Keep the wording of each record exactly the same when you repeat it, and leave out pictures.
>> Begin EXERCISE MATERIALS
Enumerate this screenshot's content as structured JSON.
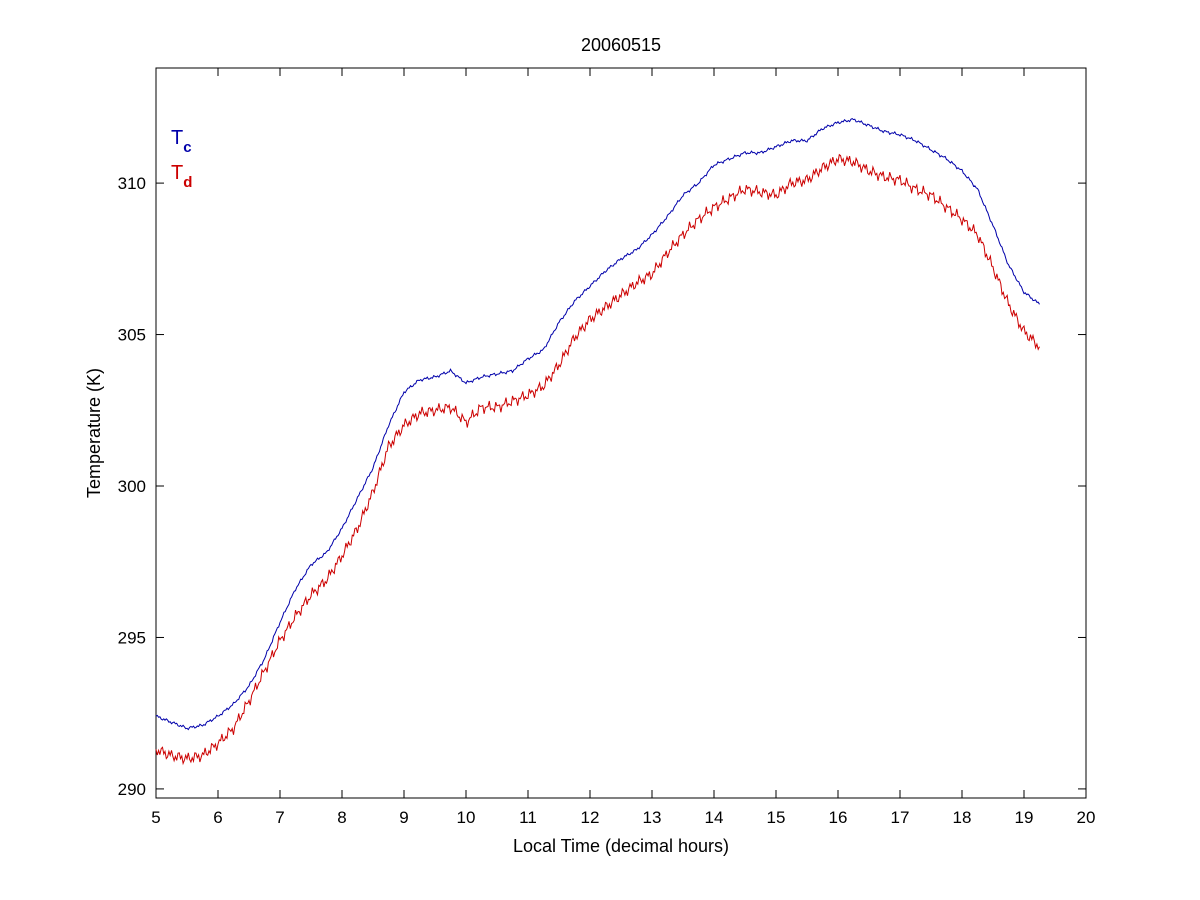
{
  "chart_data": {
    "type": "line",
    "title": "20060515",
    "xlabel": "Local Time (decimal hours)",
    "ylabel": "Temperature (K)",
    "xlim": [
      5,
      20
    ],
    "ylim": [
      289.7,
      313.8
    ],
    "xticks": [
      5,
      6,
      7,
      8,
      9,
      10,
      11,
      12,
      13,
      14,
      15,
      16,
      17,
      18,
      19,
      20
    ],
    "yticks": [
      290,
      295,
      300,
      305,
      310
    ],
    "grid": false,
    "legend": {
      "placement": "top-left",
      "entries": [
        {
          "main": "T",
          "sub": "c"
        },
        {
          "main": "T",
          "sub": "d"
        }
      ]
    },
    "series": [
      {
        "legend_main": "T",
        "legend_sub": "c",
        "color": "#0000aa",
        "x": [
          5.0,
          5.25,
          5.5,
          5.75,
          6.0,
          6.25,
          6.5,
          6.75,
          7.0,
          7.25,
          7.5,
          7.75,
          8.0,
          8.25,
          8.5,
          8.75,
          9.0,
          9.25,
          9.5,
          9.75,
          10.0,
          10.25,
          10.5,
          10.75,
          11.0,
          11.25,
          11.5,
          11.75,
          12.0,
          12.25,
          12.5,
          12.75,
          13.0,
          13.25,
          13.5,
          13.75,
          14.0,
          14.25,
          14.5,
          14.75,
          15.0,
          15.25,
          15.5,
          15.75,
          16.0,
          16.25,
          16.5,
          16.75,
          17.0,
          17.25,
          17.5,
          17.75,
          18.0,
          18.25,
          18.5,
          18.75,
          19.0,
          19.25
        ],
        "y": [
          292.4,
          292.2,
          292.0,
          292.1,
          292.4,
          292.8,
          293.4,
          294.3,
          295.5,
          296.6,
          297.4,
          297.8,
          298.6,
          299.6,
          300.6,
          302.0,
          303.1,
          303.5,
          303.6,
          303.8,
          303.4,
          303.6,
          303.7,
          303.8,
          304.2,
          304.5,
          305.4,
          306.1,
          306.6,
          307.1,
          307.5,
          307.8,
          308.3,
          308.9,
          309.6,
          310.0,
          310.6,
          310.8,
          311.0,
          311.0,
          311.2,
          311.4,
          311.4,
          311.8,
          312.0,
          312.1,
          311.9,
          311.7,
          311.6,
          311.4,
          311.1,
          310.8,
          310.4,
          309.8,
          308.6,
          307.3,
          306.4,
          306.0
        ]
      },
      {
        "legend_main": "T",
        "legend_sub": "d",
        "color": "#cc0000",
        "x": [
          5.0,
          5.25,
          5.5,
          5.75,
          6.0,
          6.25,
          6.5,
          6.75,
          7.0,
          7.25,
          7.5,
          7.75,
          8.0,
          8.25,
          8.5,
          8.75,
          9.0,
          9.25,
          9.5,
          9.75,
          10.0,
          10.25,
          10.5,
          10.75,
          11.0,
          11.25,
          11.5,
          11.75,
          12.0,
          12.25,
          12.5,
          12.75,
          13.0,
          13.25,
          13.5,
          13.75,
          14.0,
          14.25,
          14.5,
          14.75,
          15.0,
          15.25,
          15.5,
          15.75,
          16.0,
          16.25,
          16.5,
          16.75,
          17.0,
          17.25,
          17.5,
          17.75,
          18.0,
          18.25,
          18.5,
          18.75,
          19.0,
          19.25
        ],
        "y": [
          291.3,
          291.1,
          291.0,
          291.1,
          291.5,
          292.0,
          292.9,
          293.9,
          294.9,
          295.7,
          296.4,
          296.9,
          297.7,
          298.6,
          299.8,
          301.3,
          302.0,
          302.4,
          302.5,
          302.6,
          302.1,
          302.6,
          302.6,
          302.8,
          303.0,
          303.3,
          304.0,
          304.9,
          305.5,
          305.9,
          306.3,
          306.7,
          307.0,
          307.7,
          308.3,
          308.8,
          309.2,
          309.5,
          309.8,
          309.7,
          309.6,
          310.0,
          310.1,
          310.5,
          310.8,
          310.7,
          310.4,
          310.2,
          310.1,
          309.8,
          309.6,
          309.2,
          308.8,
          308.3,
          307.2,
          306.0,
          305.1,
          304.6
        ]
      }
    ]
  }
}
>> End EXERCISE MATERIALS
RESPONSE TO THE EXERCISE:
Enumerate this screenshot's content as structured JSON.
{
  "chart_data": {
    "type": "line",
    "title": "20060515",
    "xlabel": "Local Time (decimal hours)",
    "ylabel": "Temperature (K)",
    "xlim": [
      5,
      20
    ],
    "ylim": [
      289.7,
      313.8
    ],
    "xticks": [
      5,
      6,
      7,
      8,
      9,
      10,
      11,
      12,
      13,
      14,
      15,
      16,
      17,
      18,
      19,
      20
    ],
    "yticks": [
      290,
      295,
      300,
      305,
      310
    ],
    "grid": false,
    "legend": {
      "placement": "top-left",
      "entries": [
        {
          "main": "T",
          "sub": "c"
        },
        {
          "main": "T",
          "sub": "d"
        }
      ]
    },
    "series": [
      {
        "legend_main": "T",
        "legend_sub": "c",
        "color": "#0000aa",
        "x": [
          5.0,
          5.25,
          5.5,
          5.75,
          6.0,
          6.25,
          6.5,
          6.75,
          7.0,
          7.25,
          7.5,
          7.75,
          8.0,
          8.25,
          8.5,
          8.75,
          9.0,
          9.25,
          9.5,
          9.75,
          10.0,
          10.25,
          10.5,
          10.75,
          11.0,
          11.25,
          11.5,
          11.75,
          12.0,
          12.25,
          12.5,
          12.75,
          13.0,
          13.25,
          13.5,
          13.75,
          14.0,
          14.25,
          14.5,
          14.75,
          15.0,
          15.25,
          15.5,
          15.75,
          16.0,
          16.25,
          16.5,
          16.75,
          17.0,
          17.25,
          17.5,
          17.75,
          18.0,
          18.25,
          18.5,
          18.75,
          19.0,
          19.25
        ],
        "y": [
          292.4,
          292.2,
          292.0,
          292.1,
          292.4,
          292.8,
          293.4,
          294.3,
          295.5,
          296.6,
          297.4,
          297.8,
          298.6,
          299.6,
          300.6,
          302.0,
          303.1,
          303.5,
          303.6,
          303.8,
          303.4,
          303.6,
          303.7,
          303.8,
          304.2,
          304.5,
          305.4,
          306.1,
          306.6,
          307.1,
          307.5,
          307.8,
          308.3,
          308.9,
          309.6,
          310.0,
          310.6,
          310.8,
          311.0,
          311.0,
          311.2,
          311.4,
          311.4,
          311.8,
          312.0,
          312.1,
          311.9,
          311.7,
          311.6,
          311.4,
          311.1,
          310.8,
          310.4,
          309.8,
          308.6,
          307.3,
          306.4,
          306.0
        ]
      },
      {
        "legend_main": "T",
        "legend_sub": "d",
        "color": "#cc0000",
        "x": [
          5.0,
          5.25,
          5.5,
          5.75,
          6.0,
          6.25,
          6.5,
          6.75,
          7.0,
          7.25,
          7.5,
          7.75,
          8.0,
          8.25,
          8.5,
          8.75,
          9.0,
          9.25,
          9.5,
          9.75,
          10.0,
          10.25,
          10.5,
          10.75,
          11.0,
          11.25,
          11.5,
          11.75,
          12.0,
          12.25,
          12.5,
          12.75,
          13.0,
          13.25,
          13.5,
          13.75,
          14.0,
          14.25,
          14.5,
          14.75,
          15.0,
          15.25,
          15.5,
          15.75,
          16.0,
          16.25,
          16.5,
          16.75,
          17.0,
          17.25,
          17.5,
          17.75,
          18.0,
          18.25,
          18.5,
          18.75,
          19.0,
          19.25
        ],
        "y": [
          291.3,
          291.1,
          291.0,
          291.1,
          291.5,
          292.0,
          292.9,
          293.9,
          294.9,
          295.7,
          296.4,
          296.9,
          297.7,
          298.6,
          299.8,
          301.3,
          302.0,
          302.4,
          302.5,
          302.6,
          302.1,
          302.6,
          302.6,
          302.8,
          303.0,
          303.3,
          304.0,
          304.9,
          305.5,
          305.9,
          306.3,
          306.7,
          307.0,
          307.7,
          308.3,
          308.8,
          309.2,
          309.5,
          309.8,
          309.7,
          309.6,
          310.0,
          310.1,
          310.5,
          310.8,
          310.7,
          310.4,
          310.2,
          310.1,
          309.8,
          309.6,
          309.2,
          308.8,
          308.3,
          307.2,
          306.0,
          305.1,
          304.6
        ]
      }
    ]
  }
}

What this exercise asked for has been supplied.